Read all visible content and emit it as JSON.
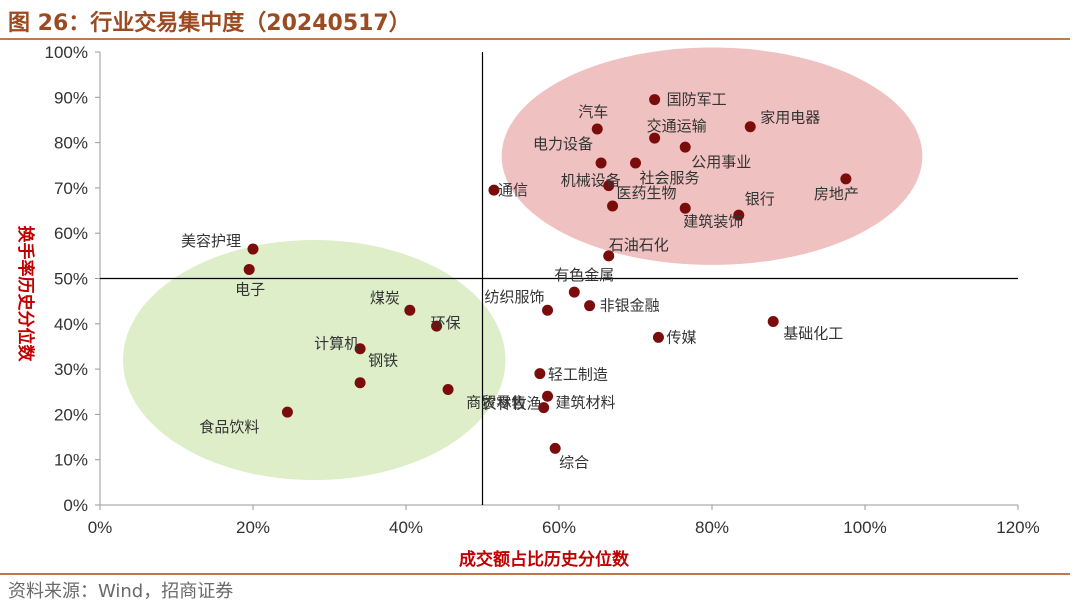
{
  "header": {
    "title": "图 26：行业交易集中度（20240517）"
  },
  "footer": {
    "source": "资料来源：Wind，招商证券"
  },
  "chart_data": {
    "type": "scatter",
    "xlabel": "成交额占比历史分位数",
    "ylabel": "换手率历史分位数",
    "xlim": [
      0,
      120
    ],
    "ylim": [
      0,
      100
    ],
    "x_ticks": [
      "0%",
      "20%",
      "40%",
      "60%",
      "80%",
      "100%",
      "120%"
    ],
    "y_ticks": [
      "0%",
      "10%",
      "20%",
      "30%",
      "40%",
      "50%",
      "60%",
      "70%",
      "80%",
      "90%",
      "100%"
    ],
    "reference_lines": {
      "x": 50,
      "y": 50
    },
    "marker_color": "#7b0c0c",
    "regions": [
      {
        "name": "high",
        "cx": 80,
        "cy": 77,
        "rx": 27.5,
        "ry": 24,
        "color": "#e8a6a6"
      },
      {
        "name": "low",
        "cx": 28,
        "cy": 32,
        "rx": 25,
        "ry": 26.5,
        "color": "#cfe7b2"
      }
    ],
    "points": [
      {
        "label": "国防军工",
        "x": 72.5,
        "y": 89.5
      },
      {
        "label": "汽车",
        "x": 65.0,
        "y": 83.0
      },
      {
        "label": "家用电器",
        "x": 85.0,
        "y": 83.5
      },
      {
        "label": "交通运输",
        "x": 72.5,
        "y": 81.0
      },
      {
        "label": "电力设备",
        "x": 65.5,
        "y": 75.5
      },
      {
        "label": "公用事业",
        "x": 76.5,
        "y": 79.0
      },
      {
        "label": "机械设备",
        "x": 66.5,
        "y": 70.5
      },
      {
        "label": "社会服务",
        "x": 70.0,
        "y": 75.5
      },
      {
        "label": "通信",
        "x": 51.5,
        "y": 69.5
      },
      {
        "label": "房地产",
        "x": 97.5,
        "y": 72.0
      },
      {
        "label": "医药生物",
        "x": 67.0,
        "y": 66.0
      },
      {
        "label": "银行",
        "x": 83.5,
        "y": 64.0
      },
      {
        "label": "建筑装饰",
        "x": 76.5,
        "y": 65.5
      },
      {
        "label": "石油石化",
        "x": 66.5,
        "y": 55.0
      },
      {
        "label": "美容护理",
        "x": 20.0,
        "y": 56.5
      },
      {
        "label": "电子",
        "x": 19.5,
        "y": 52.0
      },
      {
        "label": "有色金属",
        "x": 62.0,
        "y": 47.0
      },
      {
        "label": "非银金融",
        "x": 64.0,
        "y": 44.0
      },
      {
        "label": "煤炭",
        "x": 40.5,
        "y": 43.0
      },
      {
        "label": "纺织服饰",
        "x": 58.5,
        "y": 43.0
      },
      {
        "label": "环保",
        "x": 44.0,
        "y": 39.5
      },
      {
        "label": "基础化工",
        "x": 88.0,
        "y": 40.5
      },
      {
        "label": "传媒",
        "x": 73.0,
        "y": 37.0
      },
      {
        "label": "计算机",
        "x": 34.0,
        "y": 34.5
      },
      {
        "label": "钢铁",
        "x": 34.0,
        "y": 27.0
      },
      {
        "label": "轻工制造",
        "x": 57.5,
        "y": 29.0
      },
      {
        "label": "商贸零售",
        "x": 45.5,
        "y": 25.5
      },
      {
        "label": "建筑材料",
        "x": 58.5,
        "y": 24.0
      },
      {
        "label": "农林牧渔",
        "x": 58.0,
        "y": 21.5
      },
      {
        "label": "食品饮料",
        "x": 24.5,
        "y": 20.5
      },
      {
        "label": "综合",
        "x": 59.5,
        "y": 12.5
      }
    ]
  }
}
※
__Problem details__:
Omit any images, then output the listing exactly.

__Finished task__:
Read all visible content and emit it as JSON.
{
  "header": {
    "title": "图 26：行业交易集中度（20240517）"
  },
  "footer": {
    "source": "资料来源：Wind，招商证券"
  },
  "chart_data": {
    "type": "scatter",
    "xlabel": "成交额占比历史分位数",
    "ylabel": "换手率历史分位数",
    "xlim": [
      0,
      120
    ],
    "ylim": [
      0,
      100
    ],
    "x_ticks": [
      "0%",
      "20%",
      "40%",
      "60%",
      "80%",
      "100%",
      "120%"
    ],
    "y_ticks": [
      "0%",
      "10%",
      "20%",
      "30%",
      "40%",
      "50%",
      "60%",
      "70%",
      "80%",
      "90%",
      "100%"
    ],
    "reference_lines": {
      "x": 50,
      "y": 50
    },
    "marker_color": "#7b0c0c",
    "regions": [
      {
        "name": "high",
        "cx": 80,
        "cy": 77,
        "rx": 27.5,
        "ry": 24,
        "color": "#e8a6a6"
      },
      {
        "name": "low",
        "cx": 28,
        "cy": 32,
        "rx": 25,
        "ry": 26.5,
        "color": "#cfe7b2"
      }
    ],
    "points": [
      {
        "label": "国防军工",
        "x": 72.5,
        "y": 89.5
      },
      {
        "label": "汽车",
        "x": 65.0,
        "y": 83.0
      },
      {
        "label": "家用电器",
        "x": 85.0,
        "y": 83.5
      },
      {
        "label": "交通运输",
        "x": 72.5,
        "y": 81.0
      },
      {
        "label": "电力设备",
        "x": 65.5,
        "y": 75.5
      },
      {
        "label": "公用事业",
        "x": 76.5,
        "y": 79.0
      },
      {
        "label": "机械设备",
        "x": 66.5,
        "y": 70.5
      },
      {
        "label": "社会服务",
        "x": 70.0,
        "y": 75.5
      },
      {
        "label": "通信",
        "x": 51.5,
        "y": 69.5
      },
      {
        "label": "房地产",
        "x": 97.5,
        "y": 72.0
      },
      {
        "label": "医药生物",
        "x": 67.0,
        "y": 66.0
      },
      {
        "label": "银行",
        "x": 83.5,
        "y": 64.0
      },
      {
        "label": "建筑装饰",
        "x": 76.5,
        "y": 65.5
      },
      {
        "label": "石油石化",
        "x": 66.5,
        "y": 55.0
      },
      {
        "label": "美容护理",
        "x": 20.0,
        "y": 56.5
      },
      {
        "label": "电子",
        "x": 19.5,
        "y": 52.0
      },
      {
        "label": "有色金属",
        "x": 62.0,
        "y": 47.0
      },
      {
        "label": "非银金融",
        "x": 64.0,
        "y": 44.0
      },
      {
        "label": "煤炭",
        "x": 40.5,
        "y": 43.0
      },
      {
        "label": "纺织服饰",
        "x": 58.5,
        "y": 43.0
      },
      {
        "label": "环保",
        "x": 44.0,
        "y": 39.5
      },
      {
        "label": "基础化工",
        "x": 88.0,
        "y": 40.5
      },
      {
        "label": "传媒",
        "x": 73.0,
        "y": 37.0
      },
      {
        "label": "计算机",
        "x": 34.0,
        "y": 34.5
      },
      {
        "label": "钢铁",
        "x": 34.0,
        "y": 27.0
      },
      {
        "label": "轻工制造",
        "x": 57.5,
        "y": 29.0
      },
      {
        "label": "商贸零售",
        "x": 45.5,
        "y": 25.5
      },
      {
        "label": "建筑材料",
        "x": 58.5,
        "y": 24.0
      },
      {
        "label": "农林牧渔",
        "x": 58.0,
        "y": 21.5
      },
      {
        "label": "食品饮料",
        "x": 24.5,
        "y": 20.5
      },
      {
        "label": "综合",
        "x": 59.5,
        "y": 12.5
      }
    ]
  }
}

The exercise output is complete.